Records excerpted from a collection:
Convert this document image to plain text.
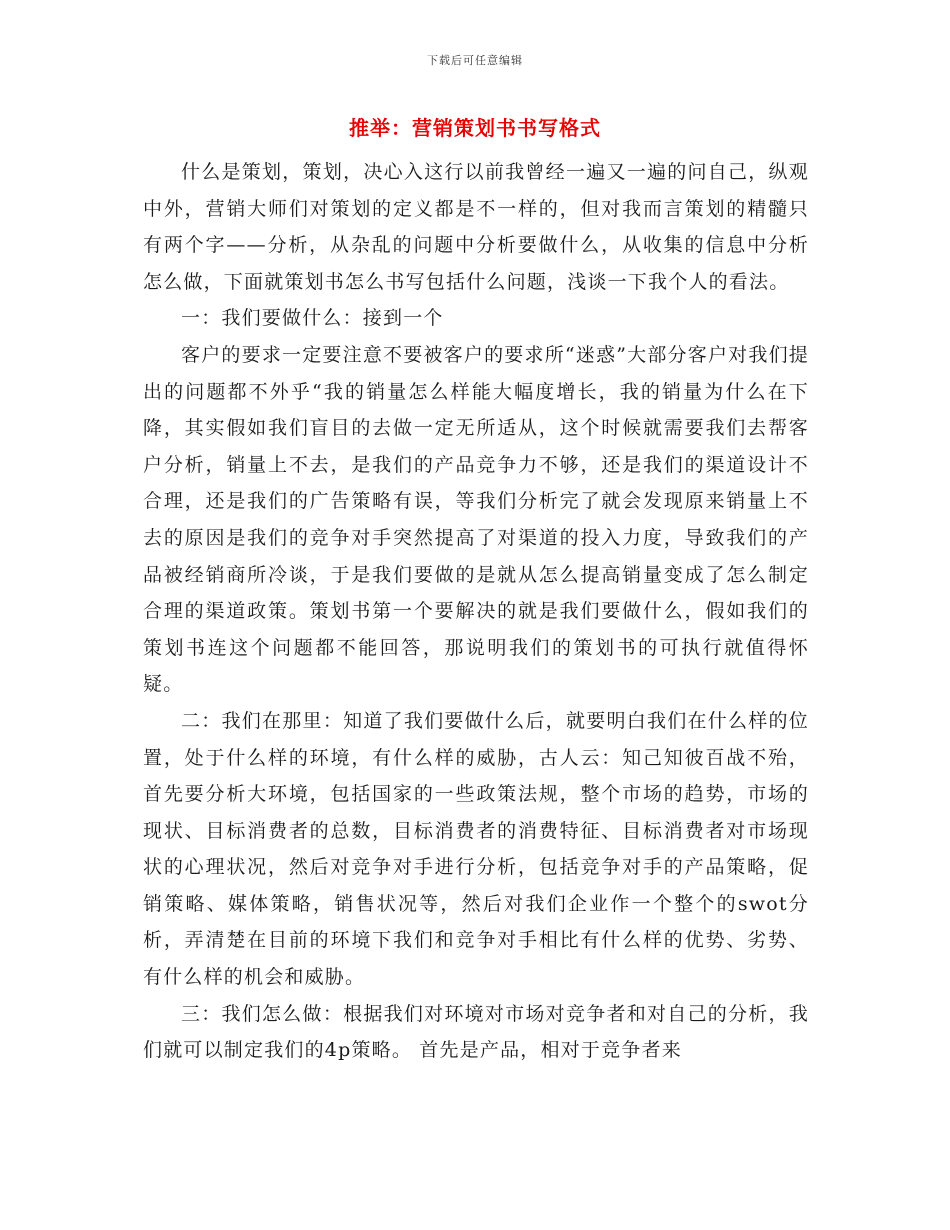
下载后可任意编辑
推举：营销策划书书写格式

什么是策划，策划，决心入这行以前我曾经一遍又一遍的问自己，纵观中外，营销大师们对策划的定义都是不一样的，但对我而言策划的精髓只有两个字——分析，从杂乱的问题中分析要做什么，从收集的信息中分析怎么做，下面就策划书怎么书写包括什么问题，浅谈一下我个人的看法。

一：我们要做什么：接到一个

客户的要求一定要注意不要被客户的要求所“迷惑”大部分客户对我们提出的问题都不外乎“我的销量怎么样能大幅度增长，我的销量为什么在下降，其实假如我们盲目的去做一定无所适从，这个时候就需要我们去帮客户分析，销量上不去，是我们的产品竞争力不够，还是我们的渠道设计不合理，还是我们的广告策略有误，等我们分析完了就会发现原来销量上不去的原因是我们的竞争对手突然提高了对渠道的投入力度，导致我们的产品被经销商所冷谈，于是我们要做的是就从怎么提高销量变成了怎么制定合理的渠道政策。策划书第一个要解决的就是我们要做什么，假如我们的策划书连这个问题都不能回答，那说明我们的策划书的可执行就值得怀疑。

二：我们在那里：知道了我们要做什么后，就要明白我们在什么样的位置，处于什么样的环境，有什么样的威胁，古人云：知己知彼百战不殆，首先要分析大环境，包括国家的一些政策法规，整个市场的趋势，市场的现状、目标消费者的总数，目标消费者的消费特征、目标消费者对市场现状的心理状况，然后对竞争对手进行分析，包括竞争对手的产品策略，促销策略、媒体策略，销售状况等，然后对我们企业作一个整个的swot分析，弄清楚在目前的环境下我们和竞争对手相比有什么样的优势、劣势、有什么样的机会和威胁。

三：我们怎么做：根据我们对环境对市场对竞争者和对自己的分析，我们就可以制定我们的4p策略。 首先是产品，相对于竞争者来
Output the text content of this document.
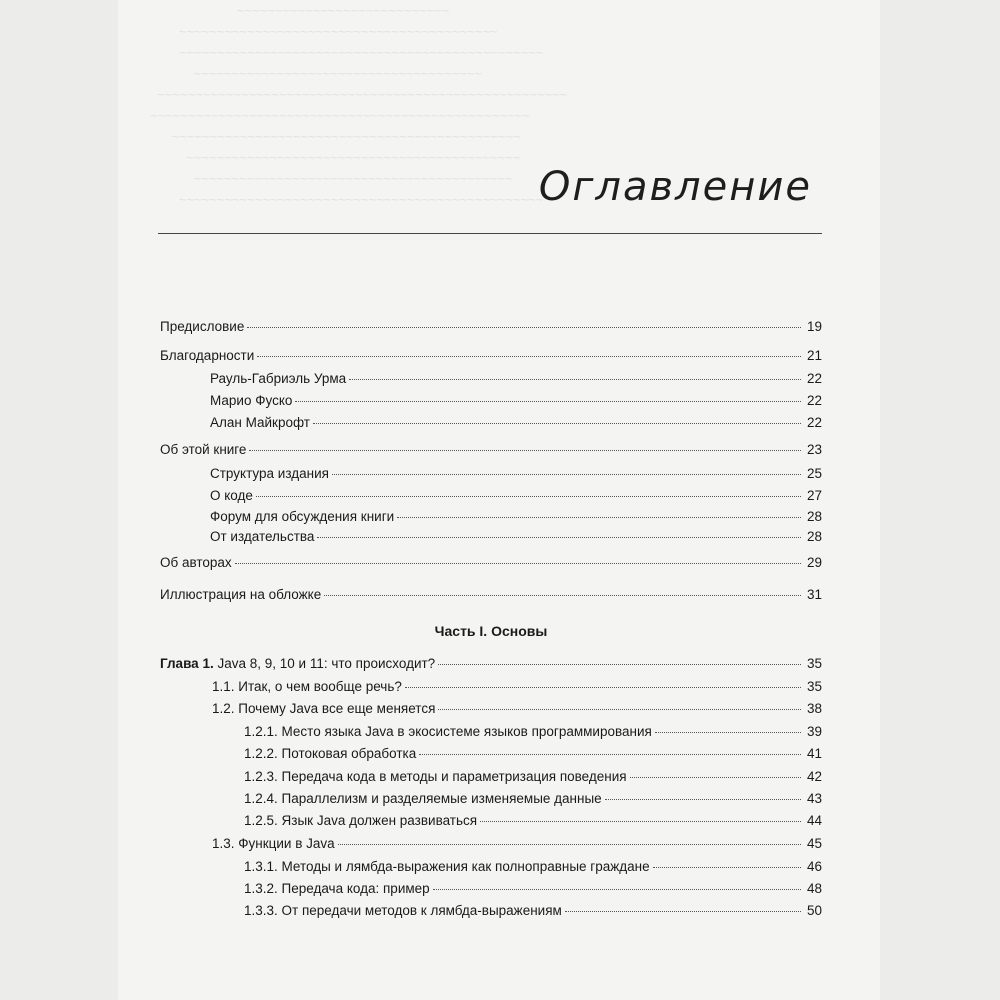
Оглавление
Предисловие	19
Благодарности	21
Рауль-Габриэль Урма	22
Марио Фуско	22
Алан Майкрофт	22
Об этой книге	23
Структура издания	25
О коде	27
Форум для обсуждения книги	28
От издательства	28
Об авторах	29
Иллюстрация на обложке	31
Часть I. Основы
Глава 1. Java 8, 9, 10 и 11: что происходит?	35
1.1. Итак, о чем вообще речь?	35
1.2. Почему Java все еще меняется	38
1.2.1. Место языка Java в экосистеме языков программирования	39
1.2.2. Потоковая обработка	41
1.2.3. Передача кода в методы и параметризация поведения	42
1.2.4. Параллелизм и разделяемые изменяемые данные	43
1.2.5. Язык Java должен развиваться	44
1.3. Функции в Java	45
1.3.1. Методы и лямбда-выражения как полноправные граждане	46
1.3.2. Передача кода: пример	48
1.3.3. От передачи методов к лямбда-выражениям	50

What to do:
Show the lines from the data above that contain the string "this".

Full solution:
Convert this document image to plain text.
Output the text content of this document.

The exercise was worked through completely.